Layout element annotations
:::::

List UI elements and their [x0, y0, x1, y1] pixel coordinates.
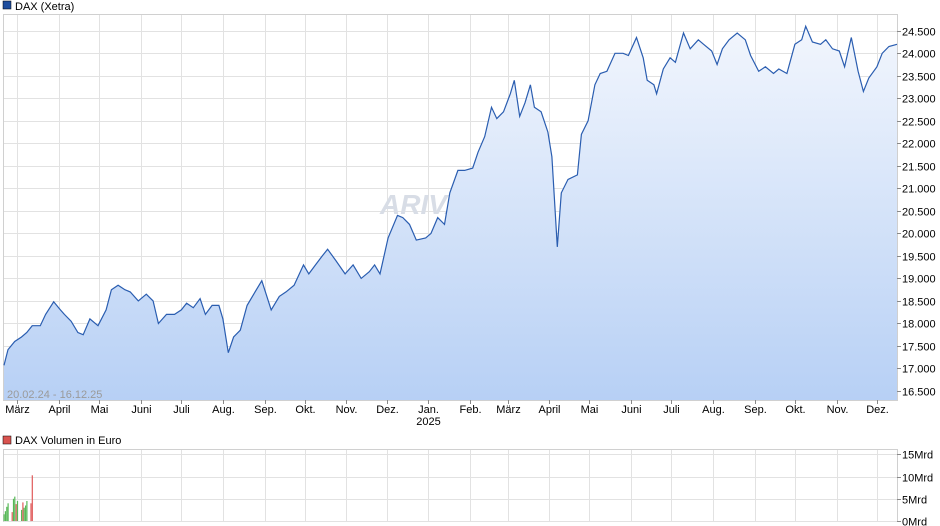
y-tick-label: 20.000	[902, 229, 936, 241]
volume-legend-label: DAX Volumen in Euro	[15, 435, 121, 447]
x-tick-label: Mai	[581, 404, 599, 416]
x-tick-label: April	[538, 404, 560, 416]
x-tick-label: Sep.	[744, 404, 767, 416]
y-tick-label: 18.000	[902, 319, 936, 331]
x-tick-label: April	[48, 404, 70, 416]
price-x-axis: März April Mai Juni Juli Aug. Sep. Okt. Nov. Dez.…	[5, 400, 889, 428]
volume-grid	[4, 450, 897, 522]
x-tick-label: Sep.	[254, 404, 277, 416]
x-tick-label: Okt.	[295, 404, 315, 416]
price-line	[3, 24, 898, 366]
price-legend: DAX (Xetra)	[2, 0, 74, 13]
price-legend-swatch	[2, 0, 12, 10]
y-tick-label: 21.500	[902, 162, 936, 174]
x-tick-label: Juli	[173, 404, 190, 416]
x-tick-label: Aug.	[702, 404, 725, 416]
volume-bar	[3, 514, 5, 521]
y-tick-label: 24.500	[902, 27, 936, 39]
volume-y-tick-label: 10Mrd	[902, 473, 933, 485]
y-tick-label: 22.000	[902, 139, 936, 151]
y-tick-label: 23.000	[902, 94, 936, 106]
y-tick-label: 17.000	[902, 364, 936, 376]
volume-bar	[7, 503, 9, 522]
x-tick-label: Juli	[663, 404, 680, 416]
x-tick-sublabel: 2025	[416, 416, 440, 428]
y-tick-label: 16.500	[902, 387, 936, 399]
volume-y-axis: 0Mrd 5Mrd 10Mrd 15Mrd	[897, 450, 933, 526]
y-tick-label: 20.500	[902, 207, 936, 219]
y-tick-label: 24.000	[902, 49, 936, 61]
date-range-label: 20.02.24 - 16.12.25	[7, 389, 102, 401]
x-tick-label: Mai	[91, 404, 109, 416]
y-tick-label: 19.500	[902, 252, 936, 264]
volume-bar	[30, 503, 32, 522]
volume-bar	[11, 512, 13, 521]
volume-bar	[16, 501, 19, 521]
y-tick-label: 21.000	[902, 184, 936, 196]
x-tick-label: Juni	[621, 404, 641, 416]
volume-y-tick-label: 5Mrd	[902, 495, 927, 507]
x-tick-label: Nov.	[336, 404, 358, 416]
volume-legend-swatch	[2, 435, 12, 445]
volume-bar	[14, 496, 16, 521]
x-tick-label: Juni	[131, 404, 151, 416]
volume-y-tick-label: 0Mrd	[902, 517, 927, 526]
volume-bar	[12, 498, 15, 521]
volume-bar	[4, 511, 6, 521]
volume-bar	[23, 507, 25, 521]
x-tick-label: Dez.	[376, 404, 399, 416]
x-tick-label: März	[496, 404, 520, 416]
volume-bars	[3, 475, 33, 522]
volume-bar	[15, 504, 17, 521]
x-tick-label: Nov.	[827, 404, 849, 416]
y-tick-label: 23.500	[902, 72, 936, 84]
volume-bar	[6, 506, 8, 521]
y-tick-label: 22.500	[902, 117, 936, 129]
volume-bar	[26, 501, 28, 521]
x-tick-label: Jan.	[418, 404, 439, 416]
price-y-axis: 16.500 17.000 17.500 18.000 18.500 19.000 19.5…	[897, 27, 936, 399]
x-tick-label: Aug.	[212, 404, 235, 416]
price-legend-label: DAX (Xetra)	[15, 1, 74, 13]
volume-legend: DAX Volumen in Euro	[2, 435, 121, 447]
volume-bar	[25, 505, 27, 521]
price-panel: ARIVA.DE 20.02.24 - 16.12.25 16.50017.00…	[3, 14, 936, 428]
volume-bar	[21, 509, 23, 521]
volume-bar	[31, 475, 33, 521]
volume-y-tick-label: 15Mrd	[902, 450, 933, 462]
volume-bar	[22, 502, 24, 521]
y-tick-label: 18.500	[902, 297, 936, 309]
x-tick-label: Feb.	[459, 404, 481, 416]
x-tick-label: Okt.	[785, 404, 805, 416]
price-area	[4, 26, 897, 401]
volume-panel: 0Mrd 5Mrd 10Mrd 15Mrd	[3, 449, 933, 526]
volume-plot-frame	[3, 449, 898, 522]
x-tick-label: März	[5, 404, 29, 416]
x-tick-label: Dez.	[866, 404, 889, 416]
y-tick-label: 19.000	[902, 274, 936, 286]
y-tick-label: 17.500	[902, 342, 936, 354]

:::::

**What the task requires:** Copy out every line above word for word, leaving out the picture.

**The solution:**
List UI elements and their [x0, y0, x1, y1] pixel coordinates.
y-tick-label: 20.000	[902, 229, 936, 241]
volume-legend-label: DAX Volumen in Euro	[15, 435, 121, 447]
x-tick-label: Mai	[581, 404, 599, 416]
x-tick-label: April	[538, 404, 560, 416]
x-tick-label: Sep.	[744, 404, 767, 416]
y-tick-label: 18.000	[902, 319, 936, 331]
x-tick-label: April	[48, 404, 70, 416]
price-x-axis: März April Mai Juni Juli Aug. Sep. Okt. Nov. Dez.…	[5, 400, 889, 428]
volume-grid	[4, 450, 897, 522]
x-tick-label: Sep.	[254, 404, 277, 416]
x-tick-label: Okt.	[295, 404, 315, 416]
price-line	[3, 24, 898, 366]
price-legend: DAX (Xetra)	[2, 0, 74, 13]
price-legend-swatch	[2, 0, 12, 10]
y-tick-label: 21.500	[902, 162, 936, 174]
x-tick-label: Juli	[173, 404, 190, 416]
x-tick-label: Aug.	[702, 404, 725, 416]
volume-bar	[3, 514, 5, 521]
y-tick-label: 24.500	[902, 27, 936, 39]
volume-y-tick-label: 10Mrd	[902, 473, 933, 485]
y-tick-label: 22.000	[902, 139, 936, 151]
y-tick-label: 23.000	[902, 94, 936, 106]
y-tick-label: 17.000	[902, 364, 936, 376]
volume-bar	[7, 503, 9, 522]
x-tick-label: Juli	[663, 404, 680, 416]
x-tick-sublabel: 2025	[416, 416, 440, 428]
y-tick-label: 16.500	[902, 387, 936, 399]
volume-y-axis: 0Mrd 5Mrd 10Mrd 15Mrd	[897, 450, 933, 526]
y-tick-label: 20.500	[902, 207, 936, 219]
y-tick-label: 24.000	[902, 49, 936, 61]
date-range-label: 20.02.24 - 16.12.25	[7, 389, 102, 401]
x-tick-label: Mai	[91, 404, 109, 416]
y-tick-label: 19.500	[902, 252, 936, 264]
volume-bar	[30, 503, 32, 522]
volume-bar	[11, 512, 13, 521]
volume-bar	[16, 501, 19, 521]
y-tick-label: 21.000	[902, 184, 936, 196]
x-tick-label: Juni	[621, 404, 641, 416]
volume-y-tick-label: 5Mrd	[902, 495, 927, 507]
x-tick-label: Nov.	[336, 404, 358, 416]
volume-legend-swatch	[2, 435, 12, 445]
volume-bar	[14, 496, 16, 521]
x-tick-label: Juni	[131, 404, 151, 416]
volume-y-tick-label: 0Mrd	[902, 517, 927, 526]
volume-bar	[12, 498, 15, 521]
volume-bar	[4, 511, 6, 521]
volume-bar	[23, 507, 25, 521]
x-tick-label: Dez.	[376, 404, 399, 416]
x-tick-label: März	[496, 404, 520, 416]
volume-bars	[3, 475, 33, 522]
volume-bar	[15, 504, 17, 521]
x-tick-label: Nov.	[827, 404, 849, 416]
y-tick-label: 23.500	[902, 72, 936, 84]
volume-bar	[6, 506, 8, 521]
y-tick-label: 22.500	[902, 117, 936, 129]
volume-bar	[26, 501, 28, 521]
x-tick-label: Jan.	[418, 404, 439, 416]
price-y-axis: 16.500 17.000 17.500 18.000 18.500 19.000 19.5…	[897, 27, 936, 399]
x-tick-label: Aug.	[212, 404, 235, 416]
price-legend-label: DAX (Xetra)	[15, 1, 74, 13]
volume-legend: DAX Volumen in Euro	[2, 435, 121, 447]
volume-bar	[25, 505, 27, 521]
price-panel: ARIVA.DE 20.02.24 - 16.12.25 16.50017.00…	[3, 14, 936, 428]
volume-bar	[21, 509, 23, 521]
volume-bar	[31, 475, 33, 521]
volume-y-tick-label: 15Mrd	[902, 450, 933, 462]
volume-bar	[22, 502, 24, 521]
y-tick-label: 18.500	[902, 297, 936, 309]
x-tick-label: Feb.	[459, 404, 481, 416]
x-tick-label: Okt.	[785, 404, 805, 416]
price-area	[4, 26, 897, 401]
volume-panel: 0Mrd 5Mrd 10Mrd 15Mrd	[3, 449, 933, 526]
volume-plot-frame	[3, 449, 898, 522]
x-tick-label: März	[5, 404, 29, 416]
x-tick-label: Dez.	[866, 404, 889, 416]
y-tick-label: 19.000	[902, 274, 936, 286]
y-tick-label: 17.500	[902, 342, 936, 354]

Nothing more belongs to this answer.